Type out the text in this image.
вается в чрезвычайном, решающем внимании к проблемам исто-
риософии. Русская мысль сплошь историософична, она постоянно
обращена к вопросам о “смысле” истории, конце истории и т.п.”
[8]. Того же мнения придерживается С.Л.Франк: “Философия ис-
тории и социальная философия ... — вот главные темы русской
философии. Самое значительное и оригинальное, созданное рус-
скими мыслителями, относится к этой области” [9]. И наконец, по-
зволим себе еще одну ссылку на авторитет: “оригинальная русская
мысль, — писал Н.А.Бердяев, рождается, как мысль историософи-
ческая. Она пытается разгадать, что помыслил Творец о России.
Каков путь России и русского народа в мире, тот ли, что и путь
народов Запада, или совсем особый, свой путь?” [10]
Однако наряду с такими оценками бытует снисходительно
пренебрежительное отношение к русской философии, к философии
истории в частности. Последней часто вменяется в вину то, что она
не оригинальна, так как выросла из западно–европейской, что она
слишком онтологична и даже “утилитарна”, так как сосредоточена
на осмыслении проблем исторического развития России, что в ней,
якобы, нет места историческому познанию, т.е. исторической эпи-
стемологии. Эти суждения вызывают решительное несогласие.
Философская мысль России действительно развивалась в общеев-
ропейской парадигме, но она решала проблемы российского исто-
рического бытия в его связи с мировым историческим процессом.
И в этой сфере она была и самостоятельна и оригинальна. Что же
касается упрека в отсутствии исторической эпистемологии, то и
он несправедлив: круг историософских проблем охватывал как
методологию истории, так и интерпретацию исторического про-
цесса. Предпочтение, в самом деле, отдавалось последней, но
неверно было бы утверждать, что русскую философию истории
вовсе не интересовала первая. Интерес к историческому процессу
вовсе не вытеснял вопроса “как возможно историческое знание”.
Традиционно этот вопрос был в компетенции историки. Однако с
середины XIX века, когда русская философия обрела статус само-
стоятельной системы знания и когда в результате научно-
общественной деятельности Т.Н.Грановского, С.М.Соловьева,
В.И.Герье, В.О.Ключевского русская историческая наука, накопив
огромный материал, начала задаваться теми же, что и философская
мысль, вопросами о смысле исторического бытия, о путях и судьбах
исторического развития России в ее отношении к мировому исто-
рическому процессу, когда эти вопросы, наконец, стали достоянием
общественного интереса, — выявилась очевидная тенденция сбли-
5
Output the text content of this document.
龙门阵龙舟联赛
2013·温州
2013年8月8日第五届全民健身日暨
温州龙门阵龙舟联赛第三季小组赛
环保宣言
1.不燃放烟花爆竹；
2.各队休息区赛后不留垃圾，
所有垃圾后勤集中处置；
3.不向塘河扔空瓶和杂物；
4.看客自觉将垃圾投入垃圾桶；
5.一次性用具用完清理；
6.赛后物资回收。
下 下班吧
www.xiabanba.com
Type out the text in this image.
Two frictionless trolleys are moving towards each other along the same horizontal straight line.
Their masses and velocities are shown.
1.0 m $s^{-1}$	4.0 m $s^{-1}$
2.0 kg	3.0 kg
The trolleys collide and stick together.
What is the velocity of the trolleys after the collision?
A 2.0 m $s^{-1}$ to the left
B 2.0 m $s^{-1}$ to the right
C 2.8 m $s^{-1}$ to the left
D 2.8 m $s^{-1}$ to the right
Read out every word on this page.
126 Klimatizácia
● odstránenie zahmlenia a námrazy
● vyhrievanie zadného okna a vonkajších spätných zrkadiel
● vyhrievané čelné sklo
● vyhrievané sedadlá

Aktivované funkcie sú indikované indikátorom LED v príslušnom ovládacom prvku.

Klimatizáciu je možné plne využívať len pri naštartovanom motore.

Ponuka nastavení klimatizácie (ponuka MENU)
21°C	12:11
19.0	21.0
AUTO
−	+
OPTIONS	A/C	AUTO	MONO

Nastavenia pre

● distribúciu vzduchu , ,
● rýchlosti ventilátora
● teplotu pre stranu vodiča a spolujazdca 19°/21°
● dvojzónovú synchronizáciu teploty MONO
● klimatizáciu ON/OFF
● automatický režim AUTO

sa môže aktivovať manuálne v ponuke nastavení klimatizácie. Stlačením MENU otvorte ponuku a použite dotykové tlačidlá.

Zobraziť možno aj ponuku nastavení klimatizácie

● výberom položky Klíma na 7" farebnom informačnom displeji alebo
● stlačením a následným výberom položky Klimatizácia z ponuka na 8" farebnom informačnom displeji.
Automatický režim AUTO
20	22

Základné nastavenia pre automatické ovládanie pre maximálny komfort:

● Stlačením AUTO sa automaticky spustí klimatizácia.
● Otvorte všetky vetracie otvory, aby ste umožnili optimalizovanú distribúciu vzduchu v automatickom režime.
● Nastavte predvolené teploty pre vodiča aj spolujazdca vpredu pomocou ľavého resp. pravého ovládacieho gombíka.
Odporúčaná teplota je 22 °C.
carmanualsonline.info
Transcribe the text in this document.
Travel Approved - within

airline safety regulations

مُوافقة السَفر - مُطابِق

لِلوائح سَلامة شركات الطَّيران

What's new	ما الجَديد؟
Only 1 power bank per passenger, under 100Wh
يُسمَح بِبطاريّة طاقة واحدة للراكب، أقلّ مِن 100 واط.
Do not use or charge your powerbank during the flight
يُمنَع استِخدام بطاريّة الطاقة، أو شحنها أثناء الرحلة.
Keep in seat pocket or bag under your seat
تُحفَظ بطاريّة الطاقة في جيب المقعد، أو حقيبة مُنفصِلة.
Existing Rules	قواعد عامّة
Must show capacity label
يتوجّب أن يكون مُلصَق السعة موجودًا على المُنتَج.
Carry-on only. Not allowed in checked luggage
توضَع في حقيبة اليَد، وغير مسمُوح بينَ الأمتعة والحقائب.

_CHALLENGE_.
Print every record exactly as it was given.

_EXERCISE RESPONSE_.
Type out the text in this image.
вается в чрезвычайном, решающем внимании к проблемам исто-
риософии. Русская мысль сплошь историософична, она постоянно
обращена к вопросам о “смысле” истории, конце истории и т.п.”
[8]. Того же мнения придерживается С.Л.Франк: “Философия ис-
тории и социальная философия ... — вот главные темы русской
философии. Самое значительное и оригинальное, созданное рус-
скими мыслителями, относится к этой области” [9]. И наконец, по-
зволим себе еще одну ссылку на авторитет: “оригинальная русская
мысль, — писал Н.А.Бердяев, рождается, как мысль историософи-
ческая. Она пытается разгадать, что помыслил Творец о России.
Каков путь России и русского народа в мире, тот ли, что и путь
народов Запада, или совсем особый, свой путь?” [10]
Однако наряду с такими оценками бытует снисходительно
пренебрежительное отношение к русской философии, к философии
истории в частности. Последней часто вменяется в вину то, что она
не оригинальна, так как выросла из западно–европейской, что она
слишком онтологична и даже “утилитарна”, так как сосредоточена
на осмыслении проблем исторического развития России, что в ней,
якобы, нет места историческому познанию, т.е. исторической эпи-
стемологии. Эти суждения вызывают решительное несогласие.
Философская мысль России действительно развивалась в общеев-
ропейской парадигме, но она решала проблемы российского исто-
рического бытия в его связи с мировым историческим процессом.
И в этой сфере она была и самостоятельна и оригинальна. Что же
касается упрека в отсутствии исторической эпистемологии, то и
он несправедлив: круг историософских проблем охватывал как
методологию истории, так и интерпретацию исторического про-
цесса. Предпочтение, в самом деле, отдавалось последней, но
неверно было бы утверждать, что русскую философию истории
вовсе не интересовала первая. Интерес к историческому процессу
вовсе не вытеснял вопроса “как возможно историческое знание”.
Традиционно этот вопрос был в компетенции историки. Однако с
середины XIX века, когда русская философия обрела статус само-
стоятельной системы знания и когда в результате научно-
общественной деятельности Т.Н.Грановского, С.М.Соловьева,
В.И.Герье, В.О.Ключевского русская историческая наука, накопив
огромный материал, начала задаваться теми же, что и философская
мысль, вопросами о смысле исторического бытия, о путях и судьбах
исторического развития России в ее отношении к мировому исто-
рическому процессу, когда эти вопросы, наконец, стали достоянием
общественного интереса, — выявилась очевидная тенденция сбли-
5
Output the text content of this document.
龙门阵龙舟联赛
2013·温州
2013年8月8日第五届全民健身日暨
温州龙门阵龙舟联赛第三季小组赛
环保宣言
1.不燃放烟花爆竹；
2.各队休息区赛后不留垃圾，
所有垃圾后勤集中处置；
3.不向塘河扔空瓶和杂物；
4.看客自觉将垃圾投入垃圾桶；
5.一次性用具用完清理；
6.赛后物资回收。
下 下班吧
www.xiabanba.com
Type out the text in this image.
Two frictionless trolleys are moving towards each other along the same horizontal straight line.
Their masses and velocities are shown.
1.0 m $s^{-1}$	4.0 m $s^{-1}$
2.0 kg	3.0 kg
The trolleys collide and stick together.
What is the velocity of the trolleys after the collision?
A 2.0 m $s^{-1}$ to the left
B 2.0 m $s^{-1}$ to the right
C 2.8 m $s^{-1}$ to the left
D 2.8 m $s^{-1}$ to the right
Read out every word on this page.
126 Klimatizácia
● odstránenie zahmlenia a námrazy
● vyhrievanie zadného okna a vonkajších spätných zrkadiel
● vyhrievané čelné sklo
● vyhrievané sedadlá

Aktivované funkcie sú indikované indikátorom LED v príslušnom ovládacom prvku.

Klimatizáciu je možné plne využívať len pri naštartovanom motore.

Ponuka nastavení klimatizácie (ponuka MENU)
21°C	12:11
19.0	21.0
AUTO
−	+
OPTIONS	A/C	AUTO	MONO

Nastavenia pre

● distribúciu vzduchu , ,
● rýchlosti ventilátora
● teplotu pre stranu vodiča a spolujazdca 19°/21°
● dvojzónovú synchronizáciu teploty MONO
● klimatizáciu ON/OFF
● automatický režim AUTO

sa môže aktivovať manuálne v ponuke nastavení klimatizácie. Stlačením MENU otvorte ponuku a použite dotykové tlačidlá.

Zobraziť možno aj ponuku nastavení klimatizácie

● výberom položky Klíma na 7" farebnom informačnom displeji alebo
● stlačením a následným výberom položky Klimatizácia z ponuka na 8" farebnom informačnom displeji.
Automatický režim AUTO
20	22

Základné nastavenia pre automatické ovládanie pre maximálny komfort:

● Stlačením AUTO sa automaticky spustí klimatizácia.
● Otvorte všetky vetracie otvory, aby ste umožnili optimalizovanú distribúciu vzduchu v automatickom režime.
● Nastavte predvolené teploty pre vodiča aj spolujazdca vpredu pomocou ľavého resp. pravého ovládacieho gombíka.
Odporúčaná teplota je 22 °C.
carmanualsonline.info
Transcribe the text in this document.
Travel Approved - within

airline safety regulations

مُوافقة السَفر - مُطابِق

لِلوائح سَلامة شركات الطَّيران

What's new	ما الجَديد؟
Only 1 power bank per passenger, under 100Wh
يُسمَح بِبطاريّة طاقة واحدة للراكب، أقلّ مِن 100 واط.
Do not use or charge your powerbank during the flight
يُمنَع استِخدام بطاريّة الطاقة، أو شحنها أثناء الرحلة.
Keep in seat pocket or bag under your seat
تُحفَظ بطاريّة الطاقة في جيب المقعد، أو حقيبة مُنفصِلة.
Existing Rules	قواعد عامّة
Must show capacity label
يتوجّب أن يكون مُلصَق السعة موجودًا على المُنتَج.
Carry-on only. Not allowed in checked luggage
توضَع في حقيبة اليَد، وغير مسمُوح بينَ الأمتعة والحقائب.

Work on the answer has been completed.